(Data items)
....................

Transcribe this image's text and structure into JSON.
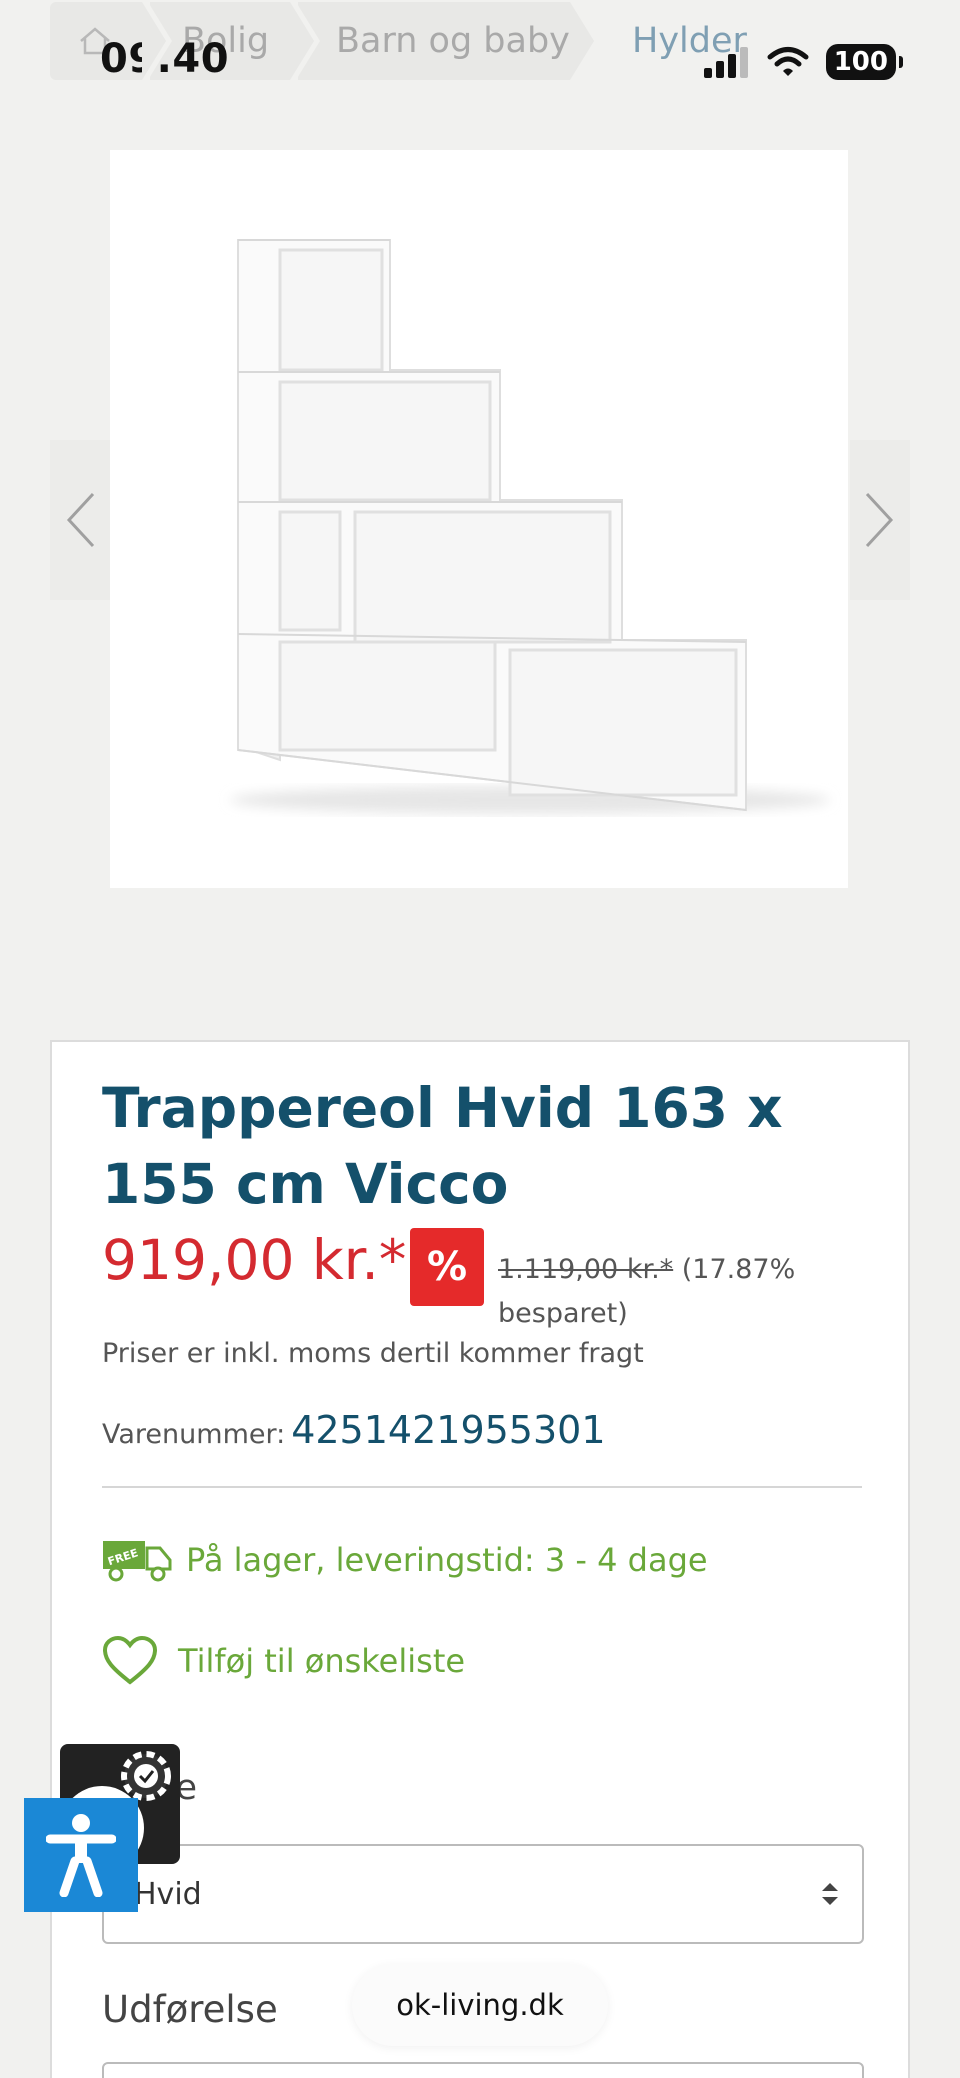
{
  "status_bar": {
    "time": "09.40",
    "battery": "100"
  },
  "breadcrumb": [
    {
      "label": ""
    },
    {
      "label": "Bolig"
    },
    {
      "label": "Barn og baby"
    },
    {
      "label": "Hylder"
    }
  ],
  "product": {
    "title": "Trappereol Hvid 163 x 155 cm Vicco",
    "price": "919,00 kr.*",
    "sale_badge": "%",
    "old_price": "1.119,00 kr.*",
    "saved": "(17.87% besparet)",
    "price_note": "Priser er inkl. moms dertil kommer fragt",
    "sku_label": "Varenummer:",
    "sku_value": "4251421955301",
    "stock_text": "På lager, leveringstid: 3 - 4 dage",
    "free_badge": "FREE",
    "wishlist_text": "Tilføj til ønskeliste",
    "color_label": "Farve",
    "color_value": "Hvid",
    "variant_label": "Udførelse"
  },
  "browser": {
    "domain": "ok-living.dk"
  },
  "colors": {
    "brand_blue": "#14506b",
    "price_red": "#d42a30",
    "stock_green": "#6aa83a",
    "a11y_blue": "#1b88d6"
  }
}
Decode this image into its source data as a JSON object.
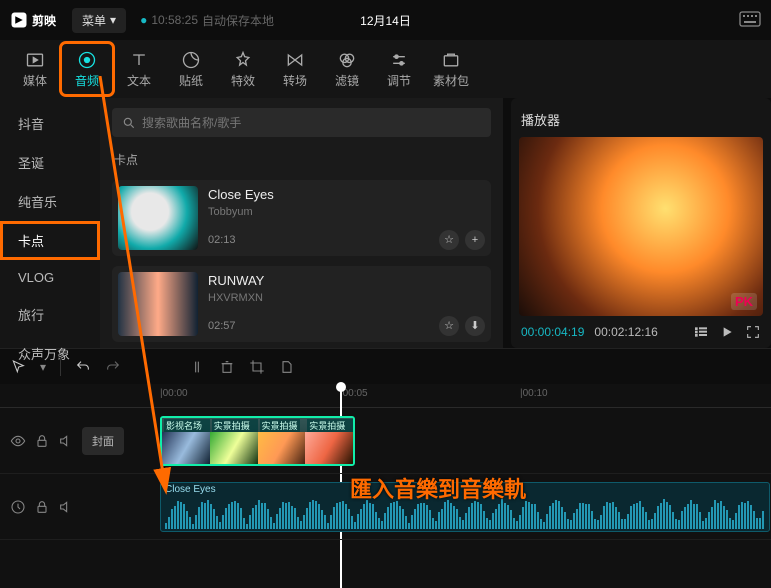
{
  "titlebar": {
    "app_name": "剪映",
    "menu_label": "菜单",
    "save_time": "10:58:25",
    "save_text": "自动保存本地",
    "date": "12月14日"
  },
  "top_tabs": [
    {
      "id": "media",
      "label": "媒体"
    },
    {
      "id": "audio",
      "label": "音频"
    },
    {
      "id": "text",
      "label": "文本"
    },
    {
      "id": "sticker",
      "label": "贴纸"
    },
    {
      "id": "effect",
      "label": "特效"
    },
    {
      "id": "transition",
      "label": "转场"
    },
    {
      "id": "filter",
      "label": "滤镜"
    },
    {
      "id": "adjust",
      "label": "调节"
    },
    {
      "id": "material",
      "label": "素材包"
    }
  ],
  "side_items": [
    {
      "id": "douyin",
      "label": "抖音"
    },
    {
      "id": "shengdan",
      "label": "圣诞"
    },
    {
      "id": "pure",
      "label": "纯音乐"
    },
    {
      "id": "kadian",
      "label": "卡点"
    },
    {
      "id": "vlog",
      "label": "VLOG"
    },
    {
      "id": "travel",
      "label": "旅行"
    },
    {
      "id": "zswx",
      "label": "众声万象"
    }
  ],
  "search": {
    "placeholder": "搜索歌曲名称/歌手"
  },
  "section_title": "卡点",
  "tracks": [
    {
      "title": "Close Eyes",
      "artist": "Tobbyum",
      "duration": "02:13",
      "act2": "plus"
    },
    {
      "title": "RUNWAY",
      "artist": "HXVRMXN",
      "duration": "02:57",
      "act2": "download"
    }
  ],
  "player": {
    "title": "播放器",
    "watermark": "PK",
    "time_current": "00:00:04:19",
    "time_total": "00:02:12:16"
  },
  "ruler": {
    "t0": "|00:00",
    "t1": "|00:05",
    "t2": "|00:10"
  },
  "timeline": {
    "cover_label": "封面",
    "video_segs": [
      "影视名场面",
      "实景拍摄 荷",
      "实景拍摄",
      "实景拍摄 浏"
    ],
    "audio_clip_label": "Close Eyes"
  },
  "annotation": "匯入音樂到音樂軌",
  "icons": {
    "star": "star-icon",
    "plus": "plus-icon",
    "download": "download-icon",
    "search": "search-icon",
    "keyboard": "keyboard-icon",
    "check": "check-icon",
    "play": "play-icon",
    "list": "list-icon",
    "fullscreen": "fullscreen-icon",
    "undo": "undo-icon",
    "redo": "redo-icon",
    "cursor": "cursor-icon",
    "split": "split-icon",
    "delete": "delete-icon",
    "crop": "crop-icon",
    "marker": "marker-icon",
    "eye": "eye-icon",
    "lock": "lock-icon",
    "mute": "mute-icon",
    "time": "time-icon"
  }
}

....................

◆ Written exercise
Repeat the listing above exactly, with no pictures.

◆ Full response
Transcribe this image's text and structure into JSON.
{
  "status_bar": {
    "time": "09.40",
    "battery": "100"
  },
  "breadcrumb": [
    {
      "label": ""
    },
    {
      "label": "Bolig"
    },
    {
      "label": "Barn og baby"
    },
    {
      "label": "Hylder"
    }
  ],
  "product": {
    "title": "Trappereol Hvid 163 x 155 cm Vicco",
    "price": "919,00 kr.*",
    "sale_badge": "%",
    "old_price": "1.119,00 kr.*",
    "saved": "(17.87% besparet)",
    "price_note": "Priser er inkl. moms dertil kommer fragt",
    "sku_label": "Varenummer:",
    "sku_value": "4251421955301",
    "stock_text": "På lager, leveringstid: 3 - 4 dage",
    "free_badge": "FREE",
    "wishlist_text": "Tilføj til ønskeliste",
    "color_label": "Farve",
    "color_value": "Hvid",
    "variant_label": "Udførelse"
  },
  "browser": {
    "domain": "ok-living.dk"
  },
  "colors": {
    "brand_blue": "#14506b",
    "price_red": "#d42a30",
    "stock_green": "#6aa83a",
    "a11y_blue": "#1b88d6"
  }
}
Decode this image into its source data as a JSON object.
{
  "titlebar": {
    "app_name": "剪映",
    "menu_label": "菜单",
    "save_time": "10:58:25",
    "save_text": "自动保存本地",
    "date": "12月14日"
  },
  "top_tabs": [
    {
      "id": "media",
      "label": "媒体"
    },
    {
      "id": "audio",
      "label": "音频"
    },
    {
      "id": "text",
      "label": "文本"
    },
    {
      "id": "sticker",
      "label": "贴纸"
    },
    {
      "id": "effect",
      "label": "特效"
    },
    {
      "id": "transition",
      "label": "转场"
    },
    {
      "id": "filter",
      "label": "滤镜"
    },
    {
      "id": "adjust",
      "label": "调节"
    },
    {
      "id": "material",
      "label": "素材包"
    }
  ],
  "side_items": [
    {
      "id": "douyin",
      "label": "抖音"
    },
    {
      "id": "shengdan",
      "label": "圣诞"
    },
    {
      "id": "pure",
      "label": "纯音乐"
    },
    {
      "id": "kadian",
      "label": "卡点"
    },
    {
      "id": "vlog",
      "label": "VLOG"
    },
    {
      "id": "travel",
      "label": "旅行"
    },
    {
      "id": "zswx",
      "label": "众声万象"
    }
  ],
  "search": {
    "placeholder": "搜索歌曲名称/歌手"
  },
  "section_title": "卡点",
  "tracks": [
    {
      "title": "Close Eyes",
      "artist": "Tobbyum",
      "duration": "02:13",
      "act2": "plus"
    },
    {
      "title": "RUNWAY",
      "artist": "HXVRMXN",
      "duration": "02:57",
      "act2": "download"
    }
  ],
  "player": {
    "title": "播放器",
    "watermark": "PK",
    "time_current": "00:00:04:19",
    "time_total": "00:02:12:16"
  },
  "ruler": {
    "t0": "|00:00",
    "t1": "|00:05",
    "t2": "|00:10"
  },
  "timeline": {
    "cover_label": "封面",
    "video_segs": [
      "影视名场面",
      "实景拍摄 荷",
      "实景拍摄",
      "实景拍摄 浏"
    ],
    "audio_clip_label": "Close Eyes"
  },
  "annotation": "匯入音樂到音樂軌",
  "icons": {
    "star": "star-icon",
    "plus": "plus-icon",
    "download": "download-icon",
    "search": "search-icon",
    "keyboard": "keyboard-icon",
    "check": "check-icon",
    "play": "play-icon",
    "list": "list-icon",
    "fullscreen": "fullscreen-icon",
    "undo": "undo-icon",
    "redo": "redo-icon",
    "cursor": "cursor-icon",
    "split": "split-icon",
    "delete": "delete-icon",
    "crop": "crop-icon",
    "marker": "marker-icon",
    "eye": "eye-icon",
    "lock": "lock-icon",
    "mute": "mute-icon",
    "time": "time-icon"
  }
}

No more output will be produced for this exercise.